[Start Page excerpt]

# Best Focus Tips using 50mm 1.8 lens?



## venusrockstar (Jan 17, 2013)

I am a total newb at this. My pictures always turn out kind of hit or miss and my main issues always seem to be focus problems. I mainly photograph my children, so they are constantly moving. Does anyone have any tips I could try or camera settings that may make my photos turn out better?


----------



## venusrockstar (Jan 17, 2013)

Anyone? Beuller? LOL


----------



## Derrel (Jan 17, 2013)

Do not shoot the lens wide-open at f/1.8...try f/3.5 or f/4. In decent light, think about f/5.6. Keep the ISO levels UP, for some safety margin!!! SHoot at ISO 320 or 400 under "normal" lighting conditions.


----------



## Mach0 (Jan 17, 2013)

Don't shoot at 1.8 and keep the shutter speed as fast as you need it to avoid camera shake or motion blur. Sorry it's not the clearest but it depends. I can get my daughter as slow as 1/30 second but if she's moving- it may need to be faster pending how fast she is moving around.
Keep in mind you may have to increase the ISO to compensate for the increase in shutter speed.


----------



## Reyna (Jan 17, 2013)

A very high shutter speed. Try to focus between the eyes. Go outdoors so you're able to get a high shutter speed, or even increase your ISO.


----------



## Patrice (Jan 17, 2013)

Also if your kids are moving around having fun and goofing off set your camera to focus tracking and/or continuous focus AF-C.


----------



## cgipson1 (Jan 17, 2013)

Derrel and Macho beat me to it! Don't shoot wide open... learn what your DOF is at different apertures and subject distances!   Online Depth of Field Calculator

Keep our shutter speed up, at least 125 or so... Adjust ISO as needed.


----------



## 2WheelPhoto (Jan 17, 2013)

Another tip: Use a small flashlight for focusing in the dark


----------



## cgipson1 (Jan 17, 2013)

2WheelPhoto said:


> Another tip: Use a small flashlight for focusing in the dark



No way... I would have to put my beer down to do that... ain't gonna happen!  lol!


----------



## venusrockstar (Jan 17, 2013)

Thanks everyone! I'll try a few of these things when I get the chance tomorrow when the light is coming in my front window.


----------



## Patrice (Jan 17, 2013)

cgipson1 said:


> 2WheelPhoto said:
> 
> 
> > Another tip: Use a small flashlight for focusing in the dark
> ...



A fellow was asked if he'd rather have Parkinson's or Alzheimer's? He said Parkinson's since he'd rather spill half his beer than forget where he put it.

And now back to regular scheduled programming.


----------



## texkam (Jan 17, 2013)

> Do not shoot the lens wide-open at f/1.8...try f/3.5 or f/4. In decent light, think about f/5.6. Keep the ISO levels UP, for some safety margin!!! SHoot at ISO 320 or 400 under "normal" lighting conditions.


Learn why this advice ^(and similar)^ is being given. Learn what the camera settings do. If you understand how/why everything works you'll be able to make the neccessary adjustments for every situation.


----------



## Snakeguy101 (Jan 17, 2013)

[End Page excerpt]

Set task A: Show each line of the records that contains the string "highlight".
The forum thread and the records come from unrelated sources.

[Start Data entries]

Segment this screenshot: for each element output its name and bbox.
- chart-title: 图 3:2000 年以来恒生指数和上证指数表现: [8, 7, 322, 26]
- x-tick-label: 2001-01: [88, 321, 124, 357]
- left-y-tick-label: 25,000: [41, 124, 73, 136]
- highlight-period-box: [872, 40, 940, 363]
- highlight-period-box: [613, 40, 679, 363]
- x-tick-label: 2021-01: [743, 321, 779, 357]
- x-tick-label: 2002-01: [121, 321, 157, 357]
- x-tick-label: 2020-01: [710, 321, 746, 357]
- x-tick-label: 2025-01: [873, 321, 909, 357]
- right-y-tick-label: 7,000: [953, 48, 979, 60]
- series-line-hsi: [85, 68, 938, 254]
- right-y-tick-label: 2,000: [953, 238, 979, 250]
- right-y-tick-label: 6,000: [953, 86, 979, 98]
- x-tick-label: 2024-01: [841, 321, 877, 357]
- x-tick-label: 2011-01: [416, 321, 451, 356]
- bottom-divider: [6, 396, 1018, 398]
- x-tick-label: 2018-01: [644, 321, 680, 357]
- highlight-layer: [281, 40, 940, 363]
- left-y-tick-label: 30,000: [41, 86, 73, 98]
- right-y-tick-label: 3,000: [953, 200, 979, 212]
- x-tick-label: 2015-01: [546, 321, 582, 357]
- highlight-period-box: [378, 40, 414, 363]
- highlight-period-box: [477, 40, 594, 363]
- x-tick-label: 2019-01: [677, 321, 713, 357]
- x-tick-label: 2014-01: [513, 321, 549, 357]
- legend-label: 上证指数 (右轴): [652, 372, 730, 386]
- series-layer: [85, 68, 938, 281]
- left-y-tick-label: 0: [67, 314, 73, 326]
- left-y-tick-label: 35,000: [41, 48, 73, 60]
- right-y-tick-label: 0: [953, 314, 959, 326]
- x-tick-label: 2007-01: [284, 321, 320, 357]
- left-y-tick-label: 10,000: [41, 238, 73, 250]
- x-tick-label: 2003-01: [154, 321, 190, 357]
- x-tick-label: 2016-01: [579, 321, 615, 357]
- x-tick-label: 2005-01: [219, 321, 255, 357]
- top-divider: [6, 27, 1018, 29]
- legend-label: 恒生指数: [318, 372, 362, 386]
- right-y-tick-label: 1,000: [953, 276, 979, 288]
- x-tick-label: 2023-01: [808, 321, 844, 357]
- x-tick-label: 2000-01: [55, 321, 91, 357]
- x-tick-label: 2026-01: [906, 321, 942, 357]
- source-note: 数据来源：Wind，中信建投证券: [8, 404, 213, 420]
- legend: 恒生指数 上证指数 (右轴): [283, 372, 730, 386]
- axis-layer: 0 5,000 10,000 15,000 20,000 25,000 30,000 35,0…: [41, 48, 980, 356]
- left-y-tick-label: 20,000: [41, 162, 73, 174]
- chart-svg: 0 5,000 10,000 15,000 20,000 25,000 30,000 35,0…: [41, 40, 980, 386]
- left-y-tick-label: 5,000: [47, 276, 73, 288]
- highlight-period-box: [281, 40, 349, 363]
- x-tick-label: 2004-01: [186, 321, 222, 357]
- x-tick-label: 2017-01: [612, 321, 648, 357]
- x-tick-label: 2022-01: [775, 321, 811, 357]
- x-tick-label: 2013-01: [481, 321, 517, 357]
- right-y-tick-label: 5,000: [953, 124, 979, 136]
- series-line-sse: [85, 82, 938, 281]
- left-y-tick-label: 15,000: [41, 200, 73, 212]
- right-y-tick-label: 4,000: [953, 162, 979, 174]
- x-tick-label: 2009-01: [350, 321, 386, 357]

[End Data entries]

Set task B: In the forum thread on focus tips, retype everything from "Don't shoot at" down to "Reyna (Jan 17, 2013)".

Reply A:
- highlight-period-box: [872, 40, 940, 363]
- highlight-period-box: [613, 40, 679, 363]
- highlight-layer: [281, 40, 940, 363]
- highlight-period-box: [378, 40, 414, 363]
- highlight-period-box: [477, 40, 594, 363]
- highlight-period-box: [281, 40, 349, 363]

Reply B:
Don't shoot at 1.8 and keep the shutter speed as fast as you need it to avoid camera shake or motion blur. Sorry it's not the clearest but it depends. I can get my daughter as slow as 1/30 second but if she's moving- it may need to be faster pending how fast she is moving around.
Keep in mind you may have to increase the ISO to compensate for the increase in shutter speed.


----------



## Reyna (Jan 17, 2013)